Directions for this task: Copy each of the entries below faithfully, setting aside any pictures.

Data entries
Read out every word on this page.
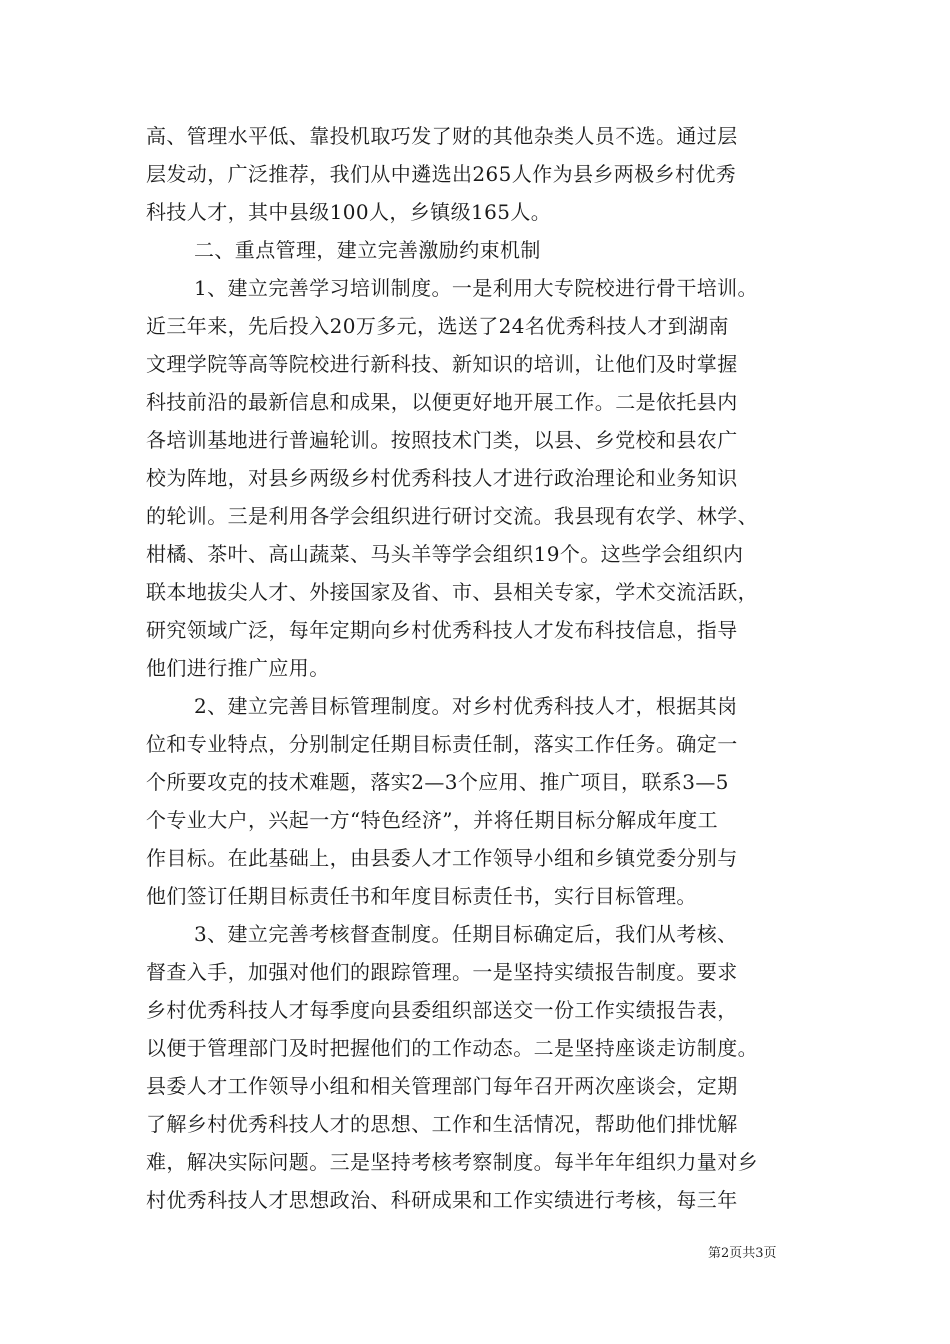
高、管理水平低、靠投机取巧发了财的其他杂类人员不选。通过层
层发动，广泛推荐，我们从中遴选出265人作为县乡两极乡村优秀
科技人才，其中县级100人，乡镇级165人。
二、重点管理，建立完善激励约束机制
1、建立完善学习培训制度。一是利用大专院校进行骨干培训。
近三年来，先后投入20万多元，选送了24名优秀科技人才到湖南
文理学院等高等院校进行新科技、新知识的培训，让他们及时掌握
科技前沿的最新信息和成果，以便更好地开展工作。二是依托县内
各培训基地进行普遍轮训。按照技术门类，以县、乡党校和县农广
校为阵地，对县乡两级乡村优秀科技人才进行政治理论和业务知识
的轮训。三是利用各学会组织进行研讨交流。我县现有农学、林学、
柑橘、茶叶、高山蔬菜、马头羊等学会组织19个。这些学会组织内
联本地拔尖人才、外接国家及省、市、县相关专家，学术交流活跃，
研究领域广泛，每年定期向乡村优秀科技人才发布科技信息，指导
他们进行推广应用。
2、建立完善目标管理制度。对乡村优秀科技人才，根据其岗
位和专业特点，分别制定任期目标责任制，落实工作任务。确定一
个所要攻克的技术难题，落实2—3个应用、推广项目，联系3—5
个专业大户，兴起一方“特色经济”，并将任期目标分解成年度工
作目标。在此基础上，由县委人才工作领导小组和乡镇党委分别与
他们签订任期目标责任书和年度目标责任书，实行目标管理。
3、建立完善考核督查制度。任期目标确定后，我们从考核、
督查入手，加强对他们的跟踪管理。一是坚持实绩报告制度。要求
乡村优秀科技人才每季度向县委组织部送交一份工作实绩报告表，
以便于管理部门及时把握他们的工作动态。二是坚持座谈走访制度。
县委人才工作领导小组和相关管理部门每年召开两次座谈会，定期
了解乡村优秀科技人才的思想、工作和生活情况，帮助他们排忧解
难，解决实际问题。三是坚持考核考察制度。每半年年组织力量对乡
村优秀科技人才思想政治、科研成果和工作实绩进行考核，每三年
第2页共3页
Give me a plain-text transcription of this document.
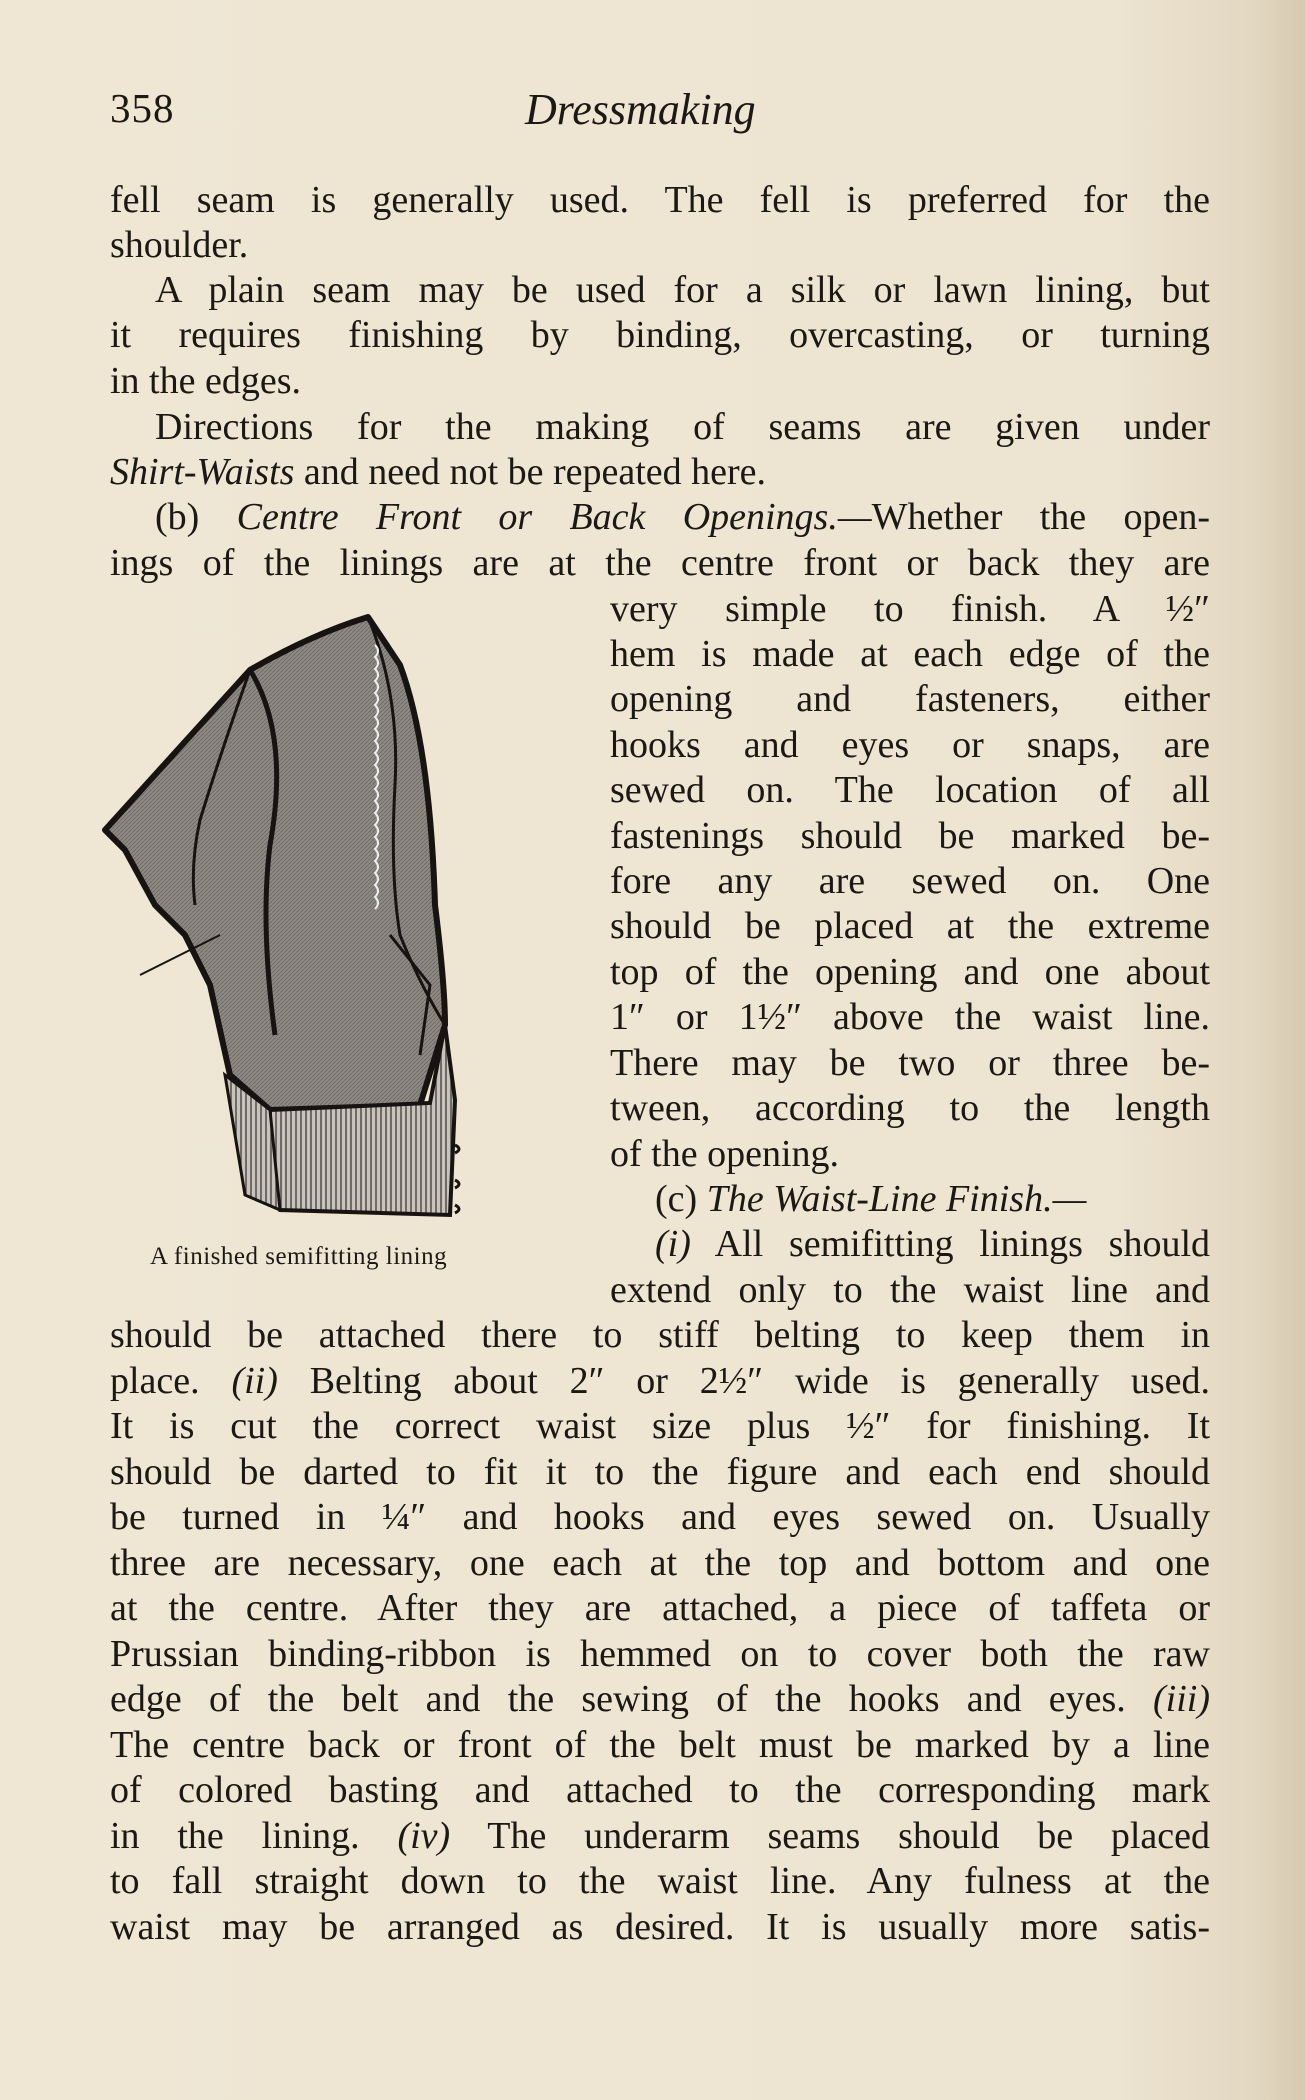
358	Dressmaking
fell seam is generally used. The fell is preferred for the
shoulder.
A plain seam may be used for a silk or lawn lining, but
it requires finishing by binding, overcasting, or turning
in the edges.
Directions for the making of seams are given under
Shirt-Waists and need not be repeated here.
(b) Centre Front or Back Openings.—Whether the open-
ings of the linings are at the centre front or back they are
A finished semifitting lining
very simple to finish. A ½″
hem is made at each edge of the
opening and fasteners, either
hooks and eyes or snaps, are
sewed on. The location of all
fastenings should be marked be-
fore any are sewed on. One
should be placed at the extreme
top of the opening and one about
1″ or 1½″ above the waist line.
There may be two or three be-
tween, according to the length
of the opening.
(c) The Waist-Line Finish.—
(i) All semifitting linings should
extend only to the waist line and
should be attached there to stiff belting to keep them in
place. (ii) Belting about 2″ or 2½″ wide is generally used.
It is cut the correct waist size plus ½″ for finishing. It
should be darted to fit it to the figure and each end should
be turned in ¼″ and hooks and eyes sewed on. Usually
three are necessary, one each at the top and bottom and one
at the centre. After they are attached, a piece of taffeta or
Prussian binding-ribbon is hemmed on to cover both the raw
edge of the belt and the sewing of the hooks and eyes. (iii)
The centre back or front of the belt must be marked by a line
of colored basting and attached to the corresponding mark
in the lining. (iv) The underarm seams should be placed
to fall straight down to the waist line. Any fulness at the
waist may be arranged as desired. It is usually more satis-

Response to the exercise:
Read out every word on this page.
高、管理水平低、靠投机取巧发了财的其他杂类人员不选。通过层
层发动，广泛推荐，我们从中遴选出265人作为县乡两极乡村优秀
科技人才，其中县级100人，乡镇级165人。
二、重点管理，建立完善激励约束机制
1、建立完善学习培训制度。一是利用大专院校进行骨干培训。
近三年来，先后投入20万多元，选送了24名优秀科技人才到湖南
文理学院等高等院校进行新科技、新知识的培训，让他们及时掌握
科技前沿的最新信息和成果，以便更好地开展工作。二是依托县内
各培训基地进行普遍轮训。按照技术门类，以县、乡党校和县农广
校为阵地，对县乡两级乡村优秀科技人才进行政治理论和业务知识
的轮训。三是利用各学会组织进行研讨交流。我县现有农学、林学、
柑橘、茶叶、高山蔬菜、马头羊等学会组织19个。这些学会组织内
联本地拔尖人才、外接国家及省、市、县相关专家，学术交流活跃，
研究领域广泛，每年定期向乡村优秀科技人才发布科技信息，指导
他们进行推广应用。
2、建立完善目标管理制度。对乡村优秀科技人才，根据其岗
位和专业特点，分别制定任期目标责任制，落实工作任务。确定一
个所要攻克的技术难题，落实2—3个应用、推广项目，联系3—5
个专业大户，兴起一方“特色经济”，并将任期目标分解成年度工
作目标。在此基础上，由县委人才工作领导小组和乡镇党委分别与
他们签订任期目标责任书和年度目标责任书，实行目标管理。
3、建立完善考核督查制度。任期目标确定后，我们从考核、
督查入手，加强对他们的跟踪管理。一是坚持实绩报告制度。要求
乡村优秀科技人才每季度向县委组织部送交一份工作实绩报告表，
以便于管理部门及时把握他们的工作动态。二是坚持座谈走访制度。
县委人才工作领导小组和相关管理部门每年召开两次座谈会，定期
了解乡村优秀科技人才的思想、工作和生活情况，帮助他们排忧解
难，解决实际问题。三是坚持考核考察制度。每半年年组织力量对乡
村优秀科技人才思想政治、科研成果和工作实绩进行考核，每三年
第2页共3页
Give me a plain-text transcription of this document.
358	Dressmaking
fell seam is generally used. The fell is preferred for the
shoulder.
A plain seam may be used for a silk or lawn lining, but
it requires finishing by binding, overcasting, or turning
in the edges.
Directions for the making of seams are given under
Shirt-Waists and need not be repeated here.
(b) Centre Front or Back Openings.—Whether the open-
ings of the linings are at the centre front or back they are
A finished semifitting lining
very simple to finish. A ½″
hem is made at each edge of the
opening and fasteners, either
hooks and eyes or snaps, are
sewed on. The location of all
fastenings should be marked be-
fore any are sewed on. One
should be placed at the extreme
top of the opening and one about
1″ or 1½″ above the waist line.
There may be two or three be-
tween, according to the length
of the opening.
(c) The Waist-Line Finish.—
(i) All semifitting linings should
extend only to the waist line and
should be attached there to stiff belting to keep them in
place. (ii) Belting about 2″ or 2½″ wide is generally used.
It is cut the correct waist size plus ½″ for finishing. It
should be darted to fit it to the figure and each end should
be turned in ¼″ and hooks and eyes sewed on. Usually
three are necessary, one each at the top and bottom and one
at the centre. After they are attached, a piece of taffeta or
Prussian binding-ribbon is hemmed on to cover both the raw
edge of the belt and the sewing of the hooks and eyes. (iii)
The centre back or front of the belt must be marked by a line
of colored basting and attached to the corresponding mark
in the lining. (iv) The underarm seams should be placed
to fall straight down to the waist line. Any fulness at the
waist may be arranged as desired. It is usually more satis-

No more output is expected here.